** Start of ENTRIES **

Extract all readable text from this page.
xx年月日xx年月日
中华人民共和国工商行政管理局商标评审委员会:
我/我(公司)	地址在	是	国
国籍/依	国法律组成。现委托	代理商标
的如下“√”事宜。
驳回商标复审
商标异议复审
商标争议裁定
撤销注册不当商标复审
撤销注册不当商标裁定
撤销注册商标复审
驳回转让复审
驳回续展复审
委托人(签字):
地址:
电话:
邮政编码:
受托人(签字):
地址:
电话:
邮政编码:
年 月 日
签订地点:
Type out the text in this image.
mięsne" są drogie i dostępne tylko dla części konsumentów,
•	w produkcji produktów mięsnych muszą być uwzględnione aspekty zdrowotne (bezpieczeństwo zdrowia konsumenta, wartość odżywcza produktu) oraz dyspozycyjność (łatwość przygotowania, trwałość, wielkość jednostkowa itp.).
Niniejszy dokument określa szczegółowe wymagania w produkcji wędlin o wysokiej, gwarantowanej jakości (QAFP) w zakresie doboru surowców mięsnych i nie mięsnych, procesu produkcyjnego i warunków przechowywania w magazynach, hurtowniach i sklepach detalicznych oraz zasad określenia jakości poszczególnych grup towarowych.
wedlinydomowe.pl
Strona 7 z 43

** End of ENTRIES **

GOAL.
Exactly reproduce every line found in the records.

CORRECT OUTPUT.
Extract all readable text from this page.
xx年月日xx年月日
中华人民共和国工商行政管理局商标评审委员会:
我/我(公司)	地址在	是	国
国籍/依	国法律组成。现委托	代理商标
的如下“√”事宜。
驳回商标复审
商标异议复审
商标争议裁定
撤销注册不当商标复审
撤销注册不当商标裁定
撤销注册商标复审
驳回转让复审
驳回续展复审
委托人(签字):
地址:
电话:
邮政编码:
受托人(签字):
地址:
电话:
邮政编码:
年 月 日
签订地点:
Type out the text in this image.
mięsne" są drogie i dostępne tylko dla części konsumentów,
•	w produkcji produktów mięsnych muszą być uwzględnione aspekty zdrowotne (bezpieczeństwo zdrowia konsumenta, wartość odżywcza produktu) oraz dyspozycyjność (łatwość przygotowania, trwałość, wielkość jednostkowa itp.).
Niniejszy dokument określa szczegółowe wymagania w produkcji wędlin o wysokiej, gwarantowanej jakości (QAFP) w zakresie doboru surowców mięsnych i nie mięsnych, procesu produkcyjnego i warunków przechowywania w magazynach, hurtowniach i sklepach detalicznych oraz zasad określenia jakości poszczególnych grup towarowych.
wedlinydomowe.pl
Strona 7 z 43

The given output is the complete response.